Every record that follows must be duplicated exactly, with images left out.
** START DATA PROVIDED **
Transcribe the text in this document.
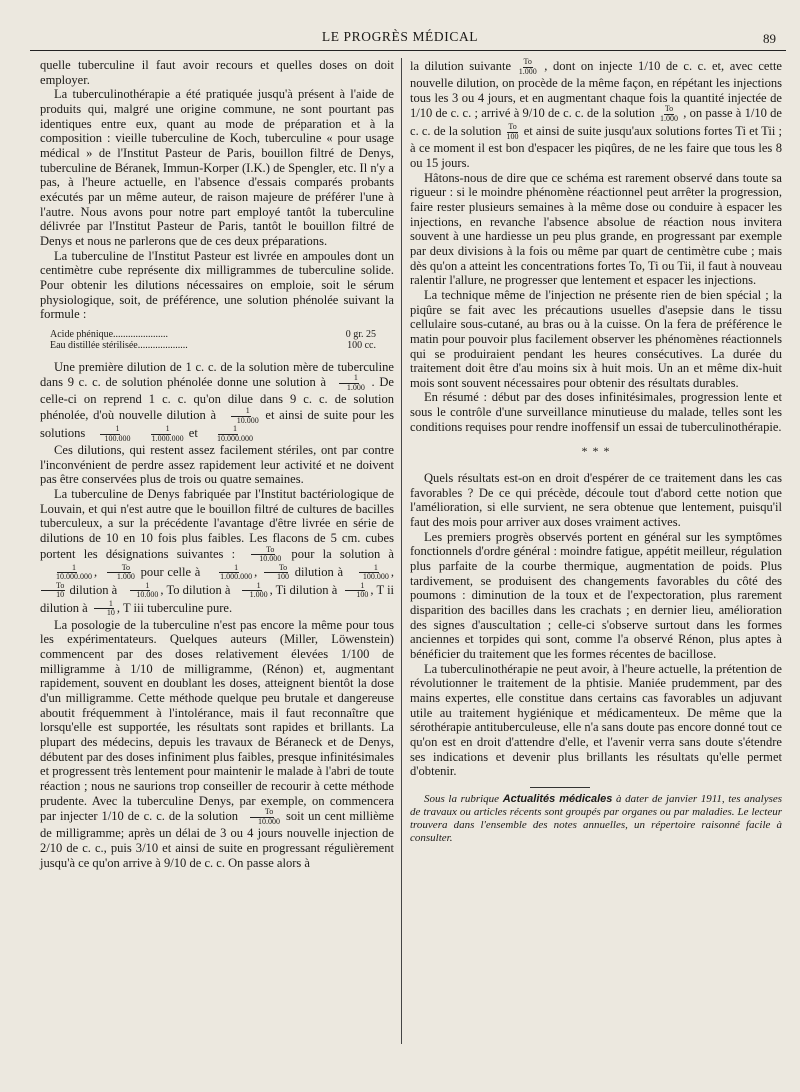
LE PROGRÈS MÉDICAL	89

quelle tuberculine il faut avoir recours et quelles doses on doit employer.

La tuberculinothérapie a été pratiquée jusqu'à présent à l'aide de produits qui, malgré une origine commune, ne sont pourtant pas identiques entre eux, quant au mode de préparation et à la composition : vieille tuberculine de Koch, tuberculine « pour usage médical » de l'Institut Pasteur de Paris, bouillon filtré de Denys, tuberculine de Béranek, Immun-Korper (I.K.) de Spengler, etc. Il n'y a pas, à l'heure actuelle, en l'absence d'essais comparés probants exécutés par un même auteur, de raison majeure de préférer l'une à l'autre. Nous avons pour notre part employé tantôt la tuberculine délivrée par l'Institut Pasteur de Paris, tantôt le bouillon filtré de Denys et nous ne parlerons que de ces deux préparations.

La tuberculine de l'Institut Pasteur est livrée en ampoules dont un centimètre cube représente dix milligrammes de tuberculine solide. Pour obtenir les dilutions nécessaires on emploie, soit le sérum physiologique, soit, de préférence, une solution phénolée suivant la formule :

Acide phénique......................	0 gr. 25
Eau distillée stérilisée....................	100 cc.

Une première dilution de 1 c. c. de la solution mère de tuberculine dans 9 c. c. de solution phénolée donne une solution à $\frac{1}{1.000}$ . De celle-ci on reprend 1 c. c. qu'on dilue dans 9 c. c. de solution phénolée, d'où nouvelle dilution à $\frac{1}{10.000}$ et ainsi de suite pour les solutions $\frac{1}{100.000}$
$\frac{1}{1.000.000}$ et $\frac{1}{10.000.000}$

Ces dilutions, qui restent assez facilement stériles, ont par contre l'inconvénient de perdre assez rapidement leur activité et ne doivent pas être conservées plus de trois ou quatre semaines.

La tuberculine de Denys fabriquée par l'Institut bactériologique de Louvain, et qui n'est autre que le bouillon filtré de cultures de bacilles tuberculeux, a sur la précédente l'avantage d'être livrée en série de dilutions de 10 en 10 fois plus faibles. Les flacons de 5 cm. cubes portent les désignations suivantes : $\frac{To}{10.000}$ pour la solution à
$\frac{1}{10.000.000}$ , $\frac{To}{1.000}$ pour celle à $\frac{1}{1.000.000}$ , $\frac{To}{100}$ dilution à $\frac{1}{100.000}$ ,
$\frac{To}{10}$ dilution à $\frac{1}{10.000}$ , To dilution à $\frac{1}{1.000}$ , Ti dilution à $\frac{1}{100}$ , T ii dilution à $\frac{1}{10}$ , T iii tuberculine pure.

La posologie de la tuberculine n'est pas encore la même pour tous les expérimentateurs. Quelques auteurs (Miller, Löwenstein) commencent par des doses relativement élevées 1/100 de milligramme à 1/10 de milligramme, (Rénon) et, augmentant rapidement, souvent en doublant les doses, atteignent bientôt la dose d'un milligramme. Cette méthode quelque peu brutale et dangereuse aboutit fréquemment à l'intolérance, mais il faut reconnaître que lorsqu'elle est supportée, les résultats sont rapides et brillants. La plupart des médecins, depuis les travaux de Béraneck et de Denys, débutent par des doses infiniment plus faibles, presque infinitésimales et progressent très lentement pour maintenir le malade à l'abri de toute réaction ; nous ne saurions trop conseiller de recourir à cette méthode prudente. Avec la tuberculine Denys, par exemple, on commencera par injecter 1/10 de c. c. de la solution $\frac{To}{10.000}$ soit un cent millième de milligramme; après un délai de 3 ou 4 jours nouvelle injection de 2/10 de c. c., puis 3/10 et ainsi de suite en progressant régulièrement jusqu'à ce qu'on arrive à 9/10 de c. c. On passe alors à

la dilution suivante $\frac{To}{1.000}$ , dont on injecte 1/10 de c. c. et, avec cette nouvelle dilution, on procède de la même façon, en répétant les injections tous les 3 ou 4 jours, et en augmentant chaque fois la quantité injectée de 1/10 de c. c. ; arrivé à 9/10 de c. c. de la solution $\frac{To}{1.000}$ , on passe à 1/10 de c. c. de la solution $\frac{To}{100}$ et ainsi de suite jusqu'aux solutions fortes Ti et Tii ; à ce moment il est bon d'espacer les piqûres, de ne les faire que tous les 8 ou 15 jours.

Hâtons-nous de dire que ce schéma est rarement observé dans toute sa rigueur : si le moindre phénomène réactionnel peut arrêter la progression, faire rester plusieurs semaines à la même dose ou conduire à espacer les injections, en revanche l'absence absolue de réaction nous invitera souvent à une hardiesse un peu plus grande, en progressant par exemple par deux divisions à la fois ou même par quart de centimètre cube ; mais dès qu'on a atteint les concentrations fortes To, Ti ou Tii, il faut à nouveau ralentir l'allure, ne progresser que lentement et espacer les injections.

La technique même de l'injection ne présente rien de bien spécial ; la piqûre se fait avec les précautions usuelles d'asepsie dans le tissu cellulaire sous-cutané, au bras ou à la cuisse. On la fera de préférence le matin pour pouvoir plus facilement observer les phénomènes réactionnels qui se produiraient pendant les heures consécutives. La durée du traitement doit être d'au moins six à huit mois. Un an et même dix-huit mois sont souvent nécessaires pour obtenir des résultats durables.

En résumé : début par des doses infinitésimales, progression lente et sous le contrôle d'une surveillance minutieuse du malade, telles sont les conditions requises pour rendre inoffensif un essai de tuberculinothérapie.

* * *

Quels résultats est-on en droit d'espérer de ce traitement dans les cas favorables ? De ce qui précède, découle tout d'abord cette notion que l'amélioration, si elle survient, ne sera obtenue que lentement, puisqu'il faut des mois pour arriver aux doses vraiment actives.

Les premiers progrès observés portent en général sur les symptômes fonctionnels d'ordre général : moindre fatigue, appétit meilleur, régulation plus parfaite de la courbe thermique, augmentation de poids. Plus tardivement, se produisent des changements favorables du côté des poumons : diminution de la toux et de l'expectoration, plus rarement disparition des bacilles dans les crachats ; en dernier lieu, amélioration des signes d'auscultation ; celle-ci s'observe surtout dans les formes anciennes et torpides qui sont, comme l'a observé Rénon, plus aptes à bénéficier du traitement que les formes récentes de bacillose.

La tuberculinothérapie ne peut avoir, à l'heure actuelle, la prétention de révolutionner le traitement de la phtisie. Maniée prudemment, par des mains expertes, elle constitue dans certains cas favorables un adjuvant utile au traitement hygiénique et médicamenteux. De même que la sérothérapie antituberculeuse, elle n'a sans doute pas encore donné tout ce qu'on est en droit d'attendre d'elle, et l'avenir verra sans doute s'étendre ses indications et devenir plus brillants les résultats qu'elle permet d'obtenir.

Sous la rubrique Actualités médicales à dater de janvier 1911, tes analyses de travaux ou articles récents sont groupés par organes ou par maladies. Le lecteur trouvera dans l'ensemble des notes annuelles, un répertoire raisonné facile à consulter.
** END DATA PROVIDED **
* _THE OUTPUT_:
Transcribe the text in this document.
LE PROGRÈS MÉDICAL	89

quelle tuberculine il faut avoir recours et quelles doses on doit employer.

La tuberculinothérapie a été pratiquée jusqu'à présent à l'aide de produits qui, malgré une origine commune, ne sont pourtant pas identiques entre eux, quant au mode de préparation et à la composition : vieille tuberculine de Koch, tuberculine « pour usage médical » de l'Institut Pasteur de Paris, bouillon filtré de Denys, tuberculine de Béranek, Immun-Korper (I.K.) de Spengler, etc. Il n'y a pas, à l'heure actuelle, en l'absence d'essais comparés probants exécutés par un même auteur, de raison majeure de préférer l'une à l'autre. Nous avons pour notre part employé tantôt la tuberculine délivrée par l'Institut Pasteur de Paris, tantôt le bouillon filtré de Denys et nous ne parlerons que de ces deux préparations.

La tuberculine de l'Institut Pasteur est livrée en ampoules dont un centimètre cube représente dix milligrammes de tuberculine solide. Pour obtenir les dilutions nécessaires on emploie, soit le sérum physiologique, soit, de préférence, une solution phénolée suivant la formule :

Acide phénique......................	0 gr. 25
Eau distillée stérilisée....................	100 cc.

Une première dilution de 1 c. c. de la solution mère de tuberculine dans 9 c. c. de solution phénolée donne une solution à $\frac{1}{1.000}$ . De celle-ci on reprend 1 c. c. qu'on dilue dans 9 c. c. de solution phénolée, d'où nouvelle dilution à $\frac{1}{10.000}$ et ainsi de suite pour les solutions $\frac{1}{100.000}$
$\frac{1}{1.000.000}$ et $\frac{1}{10.000.000}$

Ces dilutions, qui restent assez facilement stériles, ont par contre l'inconvénient de perdre assez rapidement leur activité et ne doivent pas être conservées plus de trois ou quatre semaines.

La tuberculine de Denys fabriquée par l'Institut bactériologique de Louvain, et qui n'est autre que le bouillon filtré de cultures de bacilles tuberculeux, a sur la précédente l'avantage d'être livrée en série de dilutions de 10 en 10 fois plus faibles. Les flacons de 5 cm. cubes portent les désignations suivantes : $\frac{To}{10.000}$ pour la solution à
$\frac{1}{10.000.000}$ , $\frac{To}{1.000}$ pour celle à $\frac{1}{1.000.000}$ , $\frac{To}{100}$ dilution à $\frac{1}{100.000}$ ,
$\frac{To}{10}$ dilution à $\frac{1}{10.000}$ , To dilution à $\frac{1}{1.000}$ , Ti dilution à $\frac{1}{100}$ , T ii dilution à $\frac{1}{10}$ , T iii tuberculine pure.

La posologie de la tuberculine n'est pas encore la même pour tous les expérimentateurs. Quelques auteurs (Miller, Löwenstein) commencent par des doses relativement élevées 1/100 de milligramme à 1/10 de milligramme, (Rénon) et, augmentant rapidement, souvent en doublant les doses, atteignent bientôt la dose d'un milligramme. Cette méthode quelque peu brutale et dangereuse aboutit fréquemment à l'intolérance, mais il faut reconnaître que lorsqu'elle est supportée, les résultats sont rapides et brillants. La plupart des médecins, depuis les travaux de Béraneck et de Denys, débutent par des doses infiniment plus faibles, presque infinitésimales et progressent très lentement pour maintenir le malade à l'abri de toute réaction ; nous ne saurions trop conseiller de recourir à cette méthode prudente. Avec la tuberculine Denys, par exemple, on commencera par injecter 1/10 de c. c. de la solution $\frac{To}{10.000}$ soit un cent millième de milligramme; après un délai de 3 ou 4 jours nouvelle injection de 2/10 de c. c., puis 3/10 et ainsi de suite en progressant régulièrement jusqu'à ce qu'on arrive à 9/10 de c. c. On passe alors à

la dilution suivante $\frac{To}{1.000}$ , dont on injecte 1/10 de c. c. et, avec cette nouvelle dilution, on procède de la même façon, en répétant les injections tous les 3 ou 4 jours, et en augmentant chaque fois la quantité injectée de 1/10 de c. c. ; arrivé à 9/10 de c. c. de la solution $\frac{To}{1.000}$ , on passe à 1/10 de c. c. de la solution $\frac{To}{100}$ et ainsi de suite jusqu'aux solutions fortes Ti et Tii ; à ce moment il est bon d'espacer les piqûres, de ne les faire que tous les 8 ou 15 jours.

Hâtons-nous de dire que ce schéma est rarement observé dans toute sa rigueur : si le moindre phénomène réactionnel peut arrêter la progression, faire rester plusieurs semaines à la même dose ou conduire à espacer les injections, en revanche l'absence absolue de réaction nous invitera souvent à une hardiesse un peu plus grande, en progressant par exemple par deux divisions à la fois ou même par quart de centimètre cube ; mais dès qu'on a atteint les concentrations fortes To, Ti ou Tii, il faut à nouveau ralentir l'allure, ne progresser que lentement et espacer les injections.

La technique même de l'injection ne présente rien de bien spécial ; la piqûre se fait avec les précautions usuelles d'asepsie dans le tissu cellulaire sous-cutané, au bras ou à la cuisse. On la fera de préférence le matin pour pouvoir plus facilement observer les phénomènes réactionnels qui se produiraient pendant les heures consécutives. La durée du traitement doit être d'au moins six à huit mois. Un an et même dix-huit mois sont souvent nécessaires pour obtenir des résultats durables.

En résumé : début par des doses infinitésimales, progression lente et sous le contrôle d'une surveillance minutieuse du malade, telles sont les conditions requises pour rendre inoffensif un essai de tuberculinothérapie.

* * *

Quels résultats est-on en droit d'espérer de ce traitement dans les cas favorables ? De ce qui précède, découle tout d'abord cette notion que l'amélioration, si elle survient, ne sera obtenue que lentement, puisqu'il faut des mois pour arriver aux doses vraiment actives.

Les premiers progrès observés portent en général sur les symptômes fonctionnels d'ordre général : moindre fatigue, appétit meilleur, régulation plus parfaite de la courbe thermique, augmentation de poids. Plus tardivement, se produisent des changements favorables du côté des poumons : diminution de la toux et de l'expectoration, plus rarement disparition des bacilles dans les crachats ; en dernier lieu, amélioration des signes d'auscultation ; celle-ci s'observe surtout dans les formes anciennes et torpides qui sont, comme l'a observé Rénon, plus aptes à bénéficier du traitement que les formes récentes de bacillose.

La tuberculinothérapie ne peut avoir, à l'heure actuelle, la prétention de révolutionner le traitement de la phtisie. Maniée prudemment, par des mains expertes, elle constitue dans certains cas favorables un adjuvant utile au traitement hygiénique et médicamenteux. De même que la sérothérapie antituberculeuse, elle n'a sans doute pas encore donné tout ce qu'on est en droit d'attendre d'elle, et l'avenir verra sans doute s'étendre ses indications et devenir plus brillants les résultats qu'elle permet d'obtenir.

Sous la rubrique Actualités médicales à dater de janvier 1911, tes analyses de travaux ou articles récents sont groupés par organes ou par maladies. Le lecteur trouvera dans l'ensemble des notes annuelles, un répertoire raisonné facile à consulter.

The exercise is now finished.